::: PROVIDED INFORMATION :::

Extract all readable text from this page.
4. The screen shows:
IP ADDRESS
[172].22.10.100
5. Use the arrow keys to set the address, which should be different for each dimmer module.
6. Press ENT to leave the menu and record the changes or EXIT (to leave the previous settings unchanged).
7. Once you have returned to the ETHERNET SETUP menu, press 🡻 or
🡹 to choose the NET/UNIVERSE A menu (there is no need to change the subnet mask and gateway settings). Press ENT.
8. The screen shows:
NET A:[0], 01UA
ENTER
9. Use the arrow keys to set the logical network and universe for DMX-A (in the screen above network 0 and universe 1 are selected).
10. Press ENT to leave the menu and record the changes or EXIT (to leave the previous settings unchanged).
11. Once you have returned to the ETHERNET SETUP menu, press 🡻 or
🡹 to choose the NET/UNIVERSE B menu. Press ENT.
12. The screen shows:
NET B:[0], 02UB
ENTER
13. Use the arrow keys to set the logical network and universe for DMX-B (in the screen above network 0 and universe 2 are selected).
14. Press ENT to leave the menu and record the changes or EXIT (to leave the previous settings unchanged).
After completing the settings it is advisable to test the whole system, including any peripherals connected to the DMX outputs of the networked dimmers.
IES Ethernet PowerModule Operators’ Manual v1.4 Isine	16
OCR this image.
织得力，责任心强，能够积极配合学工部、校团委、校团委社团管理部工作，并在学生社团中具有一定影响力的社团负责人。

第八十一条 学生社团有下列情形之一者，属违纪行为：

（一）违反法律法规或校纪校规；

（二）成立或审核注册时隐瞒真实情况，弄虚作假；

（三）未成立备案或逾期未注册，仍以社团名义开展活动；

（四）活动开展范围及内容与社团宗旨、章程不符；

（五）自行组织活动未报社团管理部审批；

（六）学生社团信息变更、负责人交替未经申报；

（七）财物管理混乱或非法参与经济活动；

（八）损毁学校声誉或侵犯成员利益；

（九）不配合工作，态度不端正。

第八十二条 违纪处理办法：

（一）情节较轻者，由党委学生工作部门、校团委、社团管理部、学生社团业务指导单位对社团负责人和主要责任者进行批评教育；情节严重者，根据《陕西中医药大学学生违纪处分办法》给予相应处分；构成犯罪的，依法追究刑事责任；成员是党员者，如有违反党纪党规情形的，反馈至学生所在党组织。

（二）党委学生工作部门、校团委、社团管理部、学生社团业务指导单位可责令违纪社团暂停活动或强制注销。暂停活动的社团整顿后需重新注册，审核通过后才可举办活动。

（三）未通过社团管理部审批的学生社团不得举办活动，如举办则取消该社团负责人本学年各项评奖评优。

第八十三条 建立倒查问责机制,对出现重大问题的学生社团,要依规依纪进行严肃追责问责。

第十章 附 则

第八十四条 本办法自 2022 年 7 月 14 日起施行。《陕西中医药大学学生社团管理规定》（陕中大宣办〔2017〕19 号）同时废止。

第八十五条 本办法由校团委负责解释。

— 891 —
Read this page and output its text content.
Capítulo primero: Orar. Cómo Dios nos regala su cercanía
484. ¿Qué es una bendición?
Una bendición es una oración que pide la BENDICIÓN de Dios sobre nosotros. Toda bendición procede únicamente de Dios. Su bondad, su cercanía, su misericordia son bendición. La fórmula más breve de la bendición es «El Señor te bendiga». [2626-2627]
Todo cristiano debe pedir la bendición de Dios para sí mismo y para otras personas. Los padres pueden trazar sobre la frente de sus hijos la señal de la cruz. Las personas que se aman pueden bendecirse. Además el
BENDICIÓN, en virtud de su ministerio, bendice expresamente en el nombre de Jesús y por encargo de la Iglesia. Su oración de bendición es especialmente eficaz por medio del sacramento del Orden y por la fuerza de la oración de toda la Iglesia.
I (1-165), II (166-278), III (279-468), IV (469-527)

:::

**TASK OBJECTIVE:** Set down all of the records shown above once more, exactly.

**ANSWER TO THIS PROBLEM:**
Extract all readable text from this page.
4. The screen shows:
IP ADDRESS
[172].22.10.100
5. Use the arrow keys to set the address, which should be different for each dimmer module.
6. Press ENT to leave the menu and record the changes or EXIT (to leave the previous settings unchanged).
7. Once you have returned to the ETHERNET SETUP menu, press 🡻 or
🡹 to choose the NET/UNIVERSE A menu (there is no need to change the subnet mask and gateway settings). Press ENT.
8. The screen shows:
NET A:[0], 01UA
ENTER
9. Use the arrow keys to set the logical network and universe for DMX-A (in the screen above network 0 and universe 1 are selected).
10. Press ENT to leave the menu and record the changes or EXIT (to leave the previous settings unchanged).
11. Once you have returned to the ETHERNET SETUP menu, press 🡻 or
🡹 to choose the NET/UNIVERSE B menu. Press ENT.
12. The screen shows:
NET B:[0], 02UB
ENTER
13. Use the arrow keys to set the logical network and universe for DMX-B (in the screen above network 0 and universe 2 are selected).
14. Press ENT to leave the menu and record the changes or EXIT (to leave the previous settings unchanged).
After completing the settings it is advisable to test the whole system, including any peripherals connected to the DMX outputs of the networked dimmers.
IES Ethernet PowerModule Operators’ Manual v1.4 Isine	16
OCR this image.
织得力，责任心强，能够积极配合学工部、校团委、校团委社团管理部工作，并在学生社团中具有一定影响力的社团负责人。

第八十一条 学生社团有下列情形之一者，属违纪行为：

（一）违反法律法规或校纪校规；

（二）成立或审核注册时隐瞒真实情况，弄虚作假；

（三）未成立备案或逾期未注册，仍以社团名义开展活动；

（四）活动开展范围及内容与社团宗旨、章程不符；

（五）自行组织活动未报社团管理部审批；

（六）学生社团信息变更、负责人交替未经申报；

（七）财物管理混乱或非法参与经济活动；

（八）损毁学校声誉或侵犯成员利益；

（九）不配合工作，态度不端正。

第八十二条 违纪处理办法：

（一）情节较轻者，由党委学生工作部门、校团委、社团管理部、学生社团业务指导单位对社团负责人和主要责任者进行批评教育；情节严重者，根据《陕西中医药大学学生违纪处分办法》给予相应处分；构成犯罪的，依法追究刑事责任；成员是党员者，如有违反党纪党规情形的，反馈至学生所在党组织。

（二）党委学生工作部门、校团委、社团管理部、学生社团业务指导单位可责令违纪社团暂停活动或强制注销。暂停活动的社团整顿后需重新注册，审核通过后才可举办活动。

（三）未通过社团管理部审批的学生社团不得举办活动，如举办则取消该社团负责人本学年各项评奖评优。

第八十三条 建立倒查问责机制,对出现重大问题的学生社团,要依规依纪进行严肃追责问责。

第十章 附 则

第八十四条 本办法自 2022 年 7 月 14 日起施行。《陕西中医药大学学生社团管理规定》（陕中大宣办〔2017〕19 号）同时废止。

第八十五条 本办法由校团委负责解释。

— 891 —
Read this page and output its text content.
Capítulo primero: Orar. Cómo Dios nos regala su cercanía
484. ¿Qué es una bendición?
Una bendición es una oración que pide la BENDICIÓN de Dios sobre nosotros. Toda bendición procede únicamente de Dios. Su bondad, su cercanía, su misericordia son bendición. La fórmula más breve de la bendición es «El Señor te bendiga». [2626-2627]
Todo cristiano debe pedir la bendición de Dios para sí mismo y para otras personas. Los padres pueden trazar sobre la frente de sus hijos la señal de la cruz. Las personas que se aman pueden bendecirse. Además el
BENDICIÓN, en virtud de su ministerio, bendice expresamente en el nombre de Jesús y por encargo de la Iglesia. Su oración de bendición es especialmente eficaz por medio del sacramento del Orden y por la fuerza de la oración de toda la Iglesia.
I (1-165), II (166-278), III (279-468), IV (469-527)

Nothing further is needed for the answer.